→ EXTRAIT DU DOCUMENT:
Par Mgr Andreas LAUN, Archevêque de Salzbourg


Récemment, un éminent collaborateur laïc du diocèse de Salzbourg (AU) me disait: "Si les prêtres faisaient preuve d'obéissance, nous n'aurions pas cette crise."

On pourrait répondre facilement que cela ne ferait pas disparaître pour autant la crise, tant l'esprit de contradiction, l'esprit d'opposition à l'Eglise, a imprégné toute la société et marque chaque jour de nouveaux points. Oui, nous aurions la crise, quoi qu'il en soit. Mais je reste persuadé que "la" crise telle qu'elle se présente aujourd'hui et qui est confirmée par certains sondages, cette crise-là, nous aurions pu l'éviter.

Mais qu'entend-on par obéissance? Il s'agit de cette obéissance que le prêtre promet le jour de son ordination. Et que promet-il au juste? Il entre dans un double mouvement d'obéissance. Et il est important de distinguer ces deux types d'obéissance. L'une, l' "obéissance pratique" - pour reprendre une expression bien compréhensible de D. Von Hildebrand - porte sur ce que l'on peut faire et sur ce qu'il faut éviter. L'autre, l' "obéissance théorique", est affaire de foi, de fidélité à ce que l'on ne voit pas.

Ce qui unit ces deux types d'obéissance est la soumission à une autorité: une soumission qui ne peut jamais être aveugle. Chaque acte d'obéissance présuppose en effet une certaine clairvoyance, un regard porté sur la légitimité de l'autorité en question. Le policier exerce son autorité sur la circulation routière; le chef d'entreprise sur la bonne marche de son entreprise; l'évêque sur son diocèse... etc. L'autorité s'exerce toujours dans le cadre d'un statut, d'un règlement ou encore, dans le cas d'une famille, selon le droit naturel des parents. L'autorité est ainsi toujours subordonné au bien-être de ceux qui lui sont assujettis.

→ LIGNES DE DONNÉES:

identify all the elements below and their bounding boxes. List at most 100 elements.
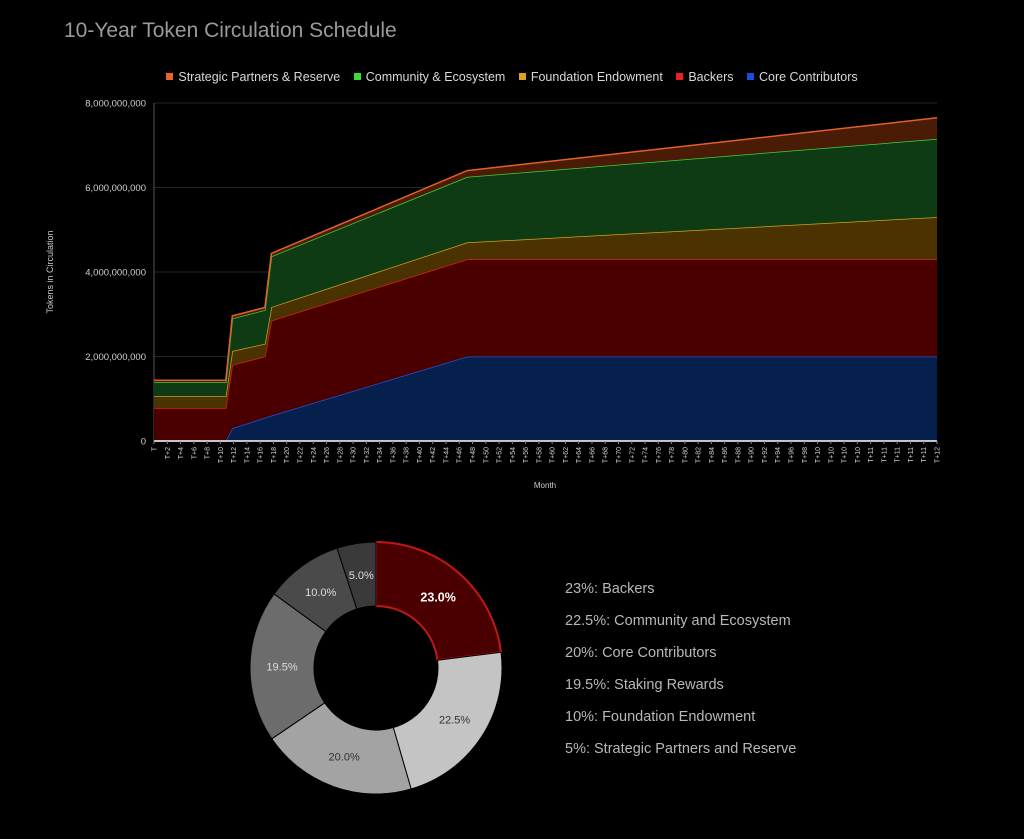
x-tick-label: T+78 (669, 447, 676, 463)
legend-label: Community & Ecosystem (365, 70, 506, 84)
legend-item-strategic-partners[interactable]: Strategic Partners & Reserve (166, 70, 340, 84)
donut-slice (271, 702, 412, 795)
x-tick-label: T+11 (921, 447, 928, 463)
x-tick-label: T+48 (470, 447, 477, 463)
area-backers (154, 259, 937, 441)
x-tick-label: T+88 (735, 447, 742, 463)
x-tick-label: T+92 (762, 447, 769, 463)
allocation-breakdown: 23%: Backers 22.5%: Community and Ecosys… (565, 578, 796, 770)
x-tick-label: T+94 (775, 447, 782, 463)
x-tick-label: T+40 (417, 447, 424, 463)
x-tick-label: T+10 (828, 447, 835, 463)
x-tick-label: T+6 (191, 447, 198, 459)
breakdown-item: 10%: Foundation Endowment (565, 709, 756, 725)
x-tick-label: T+12 (231, 447, 238, 463)
x-tick-label: T+96 (789, 447, 796, 463)
x-tick-label: T+50 (483, 447, 490, 463)
x-tick-label: T+54 (510, 447, 517, 463)
x-tick-label: T+86 (722, 447, 729, 463)
x-tick-label: T+8 (205, 447, 212, 459)
donut-slice (336, 541, 377, 610)
x-tick-label: T+14 (244, 447, 251, 463)
x-tick-label: T+16 (258, 447, 265, 463)
area-chart: Tokens in Circulation Month 0 2,000,000,0… (45, 99, 942, 491)
y-tick-label: 4,000,000,000 (85, 268, 146, 279)
legend-swatch (518, 73, 526, 80)
legend-item-community[interactable]: Community & Ecosystem (353, 70, 506, 84)
x-tick-label: T+34 (377, 447, 384, 463)
donut-slice (392, 651, 503, 790)
breakdown-item: 5%: Strategic Partners and Reserve (565, 741, 797, 757)
legend-label: Core Contributors (758, 70, 858, 84)
breakdown-item: 23%: Backers (565, 581, 655, 597)
x-tick-label: T+90 (749, 447, 756, 463)
breakdown-item: 19.5%: Staking Rewards (565, 677, 724, 693)
x-tick-label: T+60 (550, 447, 557, 463)
y-tick-label: 8,000,000,000 (85, 99, 146, 110)
area-core-contributors (154, 356, 937, 441)
chart-legend: Strategic Partners & Reserve Community &… (0, 70, 1024, 84)
area-strategic-partners-reserve (154, 117, 937, 383)
legend-item-backers[interactable]: Backers (676, 70, 734, 84)
breakdown-item: 22.5%: Community and Ecosystem (565, 613, 791, 629)
y-axis-label: Tokens in Circulation (45, 230, 55, 313)
x-tick-label: T+26 (324, 447, 331, 463)
x-tick-label: T+22 (298, 447, 305, 463)
x-tick-label: T+20 (284, 447, 291, 463)
x-tick-label: T+11 (908, 447, 915, 463)
x-tick-label: T+58 (536, 447, 543, 463)
x-axis-label: Month (534, 481, 556, 490)
donut-slice (375, 540, 503, 662)
donut-slice-label: 10.0% (305, 587, 336, 599)
x-tick-label: T+10 (842, 447, 849, 463)
x-tick-label: T+70 (616, 447, 623, 463)
legend-swatch (746, 73, 754, 80)
area-foundation-endowment (154, 217, 937, 408)
donut-slice-label: 22.5% (439, 715, 470, 727)
x-tick-label: T+62 (563, 447, 570, 463)
legend-swatch (166, 73, 174, 80)
legend-item-foundation[interactable]: Foundation Endowment (518, 70, 663, 84)
y-tick-label: 2,000,000,000 (85, 352, 146, 363)
x-tick-label: T+10 (855, 447, 862, 463)
legend-label: Backers (688, 70, 734, 84)
breakdown-item: 20%: Core Contributors (565, 645, 717, 661)
donut-slice-label: 5.0% (349, 570, 374, 582)
donut-slice-label: 19.5% (266, 662, 297, 674)
x-tick-label: T+44 (444, 447, 451, 463)
x-tick-label: T+11 (895, 447, 902, 463)
x-tick-label: T+82 (696, 447, 703, 463)
x-tick-label: T+76 (656, 447, 663, 463)
donut-slice-label: 23.0% (420, 590, 455, 604)
legend-label: Foundation Endowment (530, 70, 663, 84)
x-tick-label: T+36 (390, 447, 397, 463)
x-tick-label: T (152, 446, 159, 451)
x-tick-label: T+18 (271, 447, 278, 463)
x-tick-label: T+98 (802, 447, 809, 463)
x-tick-label: T+52 (497, 447, 504, 463)
legend-swatch (676, 73, 684, 80)
x-tick-label: T+68 (603, 447, 610, 463)
x-tick-label: T+32 (364, 447, 371, 463)
donut-chart: 23.0% 22.5% 20.0% 19.5% 10.0% 5.0% (249, 540, 503, 795)
area-community-ecosystem (154, 138, 937, 397)
chart-title: 10-Year Token Circulation Schedule (64, 19, 397, 42)
x-tick-label: T+66 (589, 447, 596, 463)
x-tick-label: T+4 (178, 447, 185, 459)
x-tick-label: T+80 (682, 447, 689, 463)
series-line (154, 117, 938, 381)
x-tick-label: T+56 (523, 447, 530, 463)
donut-slice (249, 593, 327, 740)
x-tick-label: T+11 (868, 447, 875, 463)
x-tick-label: T+11 (881, 447, 888, 463)
donut-slice-label: 20.0% (329, 751, 360, 763)
x-tick-label: T+30 (351, 447, 358, 463)
legend-label: Strategic Partners & Reserve (178, 70, 341, 84)
x-tick-label: T+2 (165, 447, 172, 459)
legend-item-core-contributors[interactable]: Core Contributors (746, 70, 858, 84)
x-tick-label: T+10 (218, 447, 225, 463)
y-tick-label: 6,000,000,000 (85, 183, 146, 194)
x-tick-label: T+12 (935, 447, 942, 463)
y-tick-label: 0 (141, 437, 146, 448)
x-tick-label: T+28 (337, 447, 344, 463)
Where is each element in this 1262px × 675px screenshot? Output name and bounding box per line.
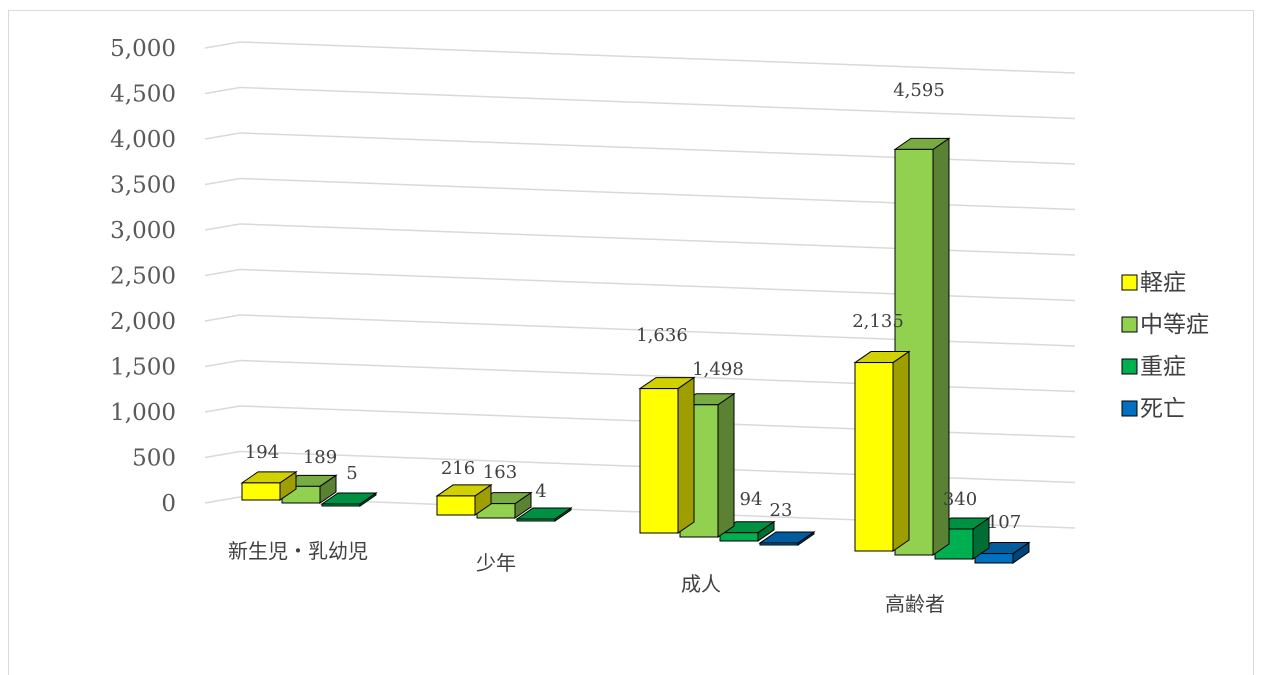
legend-label: 軽症 — [1140, 270, 1186, 296]
data-label: 340 — [943, 489, 977, 510]
category-label: 成人 — [681, 572, 721, 596]
data-label: 4,595 — [893, 80, 945, 101]
data-label: 1,498 — [692, 359, 744, 380]
gridline-left — [204, 223, 241, 231]
y-tick-label: 2,500 — [110, 264, 176, 290]
category-labels: 新生児・乳幼児少年成人高齢者 — [228, 539, 945, 616]
bar-side — [892, 350, 910, 552]
chart-frame — [8, 10, 1254, 675]
category-label: 高齢者 — [885, 592, 945, 616]
gridline-left — [204, 314, 241, 322]
category-label: 新生児・乳幼児 — [228, 539, 368, 563]
y-tick-label: 4,500 — [110, 82, 176, 108]
bar — [516, 518, 556, 522]
data-label: 5 — [346, 463, 357, 484]
data-label: 94 — [740, 489, 763, 510]
legend-swatch — [1121, 358, 1138, 375]
legend-label: 中等症 — [1140, 312, 1209, 338]
y-tick-label: 0 — [161, 491, 176, 517]
y-tick-label: 2,000 — [110, 309, 176, 335]
data-label: 194 — [245, 442, 279, 463]
gridline — [239, 86, 1076, 120]
gridline-left — [204, 86, 241, 95]
gridline-left — [204, 405, 241, 413]
data-label: 4 — [535, 481, 546, 502]
bar — [436, 495, 476, 516]
bar — [759, 542, 799, 546]
gridline-left — [204, 450, 241, 459]
gridline-left — [204, 496, 241, 504]
bar — [974, 553, 1014, 564]
bar — [241, 482, 281, 501]
legend-swatch — [1121, 274, 1138, 291]
legend-swatch — [1121, 400, 1138, 417]
legend-label: 重症 — [1140, 354, 1186, 380]
y-tick-label: 5,000 — [110, 36, 176, 62]
gridline — [239, 41, 1076, 74]
data-label: 216 — [441, 458, 475, 479]
y-tick-label: 1,000 — [110, 400, 176, 426]
gridline-left — [204, 41, 241, 49]
data-label: 2,135 — [852, 311, 904, 332]
bar — [639, 388, 679, 534]
bars — [240, 137, 1031, 564]
y-tick-label: 500 — [132, 446, 176, 472]
data-label: 1,636 — [636, 325, 688, 346]
gridline-left — [204, 359, 241, 368]
gridline — [239, 268, 1076, 302]
bar — [854, 362, 894, 552]
bar — [321, 503, 361, 507]
bar-side — [677, 376, 695, 534]
gridline-left — [204, 132, 241, 140]
y-tick-label: 1,500 — [110, 355, 176, 381]
y-tick-label: 3,000 — [110, 218, 176, 244]
y-tick-label: 3,500 — [110, 173, 176, 199]
legend-swatch — [1121, 316, 1138, 333]
data-label: 189 — [303, 447, 337, 468]
data-label: 107 — [987, 512, 1021, 533]
legend-label: 死亡 — [1140, 396, 1186, 422]
data-label: 163 — [483, 462, 517, 483]
bar-side — [717, 392, 735, 538]
gridline — [239, 223, 1076, 256]
y-tick-label: 4,000 — [110, 127, 176, 153]
gridline-left — [204, 177, 241, 186]
gridline-left — [204, 268, 241, 277]
gridline — [239, 177, 1076, 211]
bar — [719, 532, 759, 542]
data-label: 23 — [770, 500, 793, 521]
gridline — [239, 132, 1076, 165]
category-label: 少年 — [476, 551, 516, 575]
y-axis-tick-labels: 0 500 1,000 1,500 2,000 2,500 3,000 3,500 4,000 4… — [110, 36, 176, 517]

→ À FAIRE:
• A. Traduisez en anglais cette phrase du texte sur l'obéissance des prêtres : « Oui, nous aurions la crise, quoi qu'il en soit. »
• B. Extrayez tel quel, s'il vous plaît, le passage du texte sur l'obéissance des prêtres qui commence aux mots « Récemment, un éminent » et s'arrête après « aurions pu l'éviter. ».

→ CORRIGÉ:
• A. Yes, we would have the crisis regardless.

• B.
Récemment, un éminent collaborateur laïc du diocèse de Salzbourg (AU) me disait: "Si les prêtres faisaient preuve d'obéissance, nous n'aurions pas cette crise."

On pourrait répondre facilement que cela ne ferait pas disparaître pour autant la crise, tant l'esprit de contradiction, l'esprit d'opposition à l'Eglise, a imprégné toute la société et marque chaque jour de nouveaux points. Oui, nous aurions la crise, quoi qu'il en soit. Mais je reste persuadé que "la" crise telle qu'elle se présente aujourd'hui et qui est confirmée par certains sondages, cette crise-là, nous aurions pu l'éviter.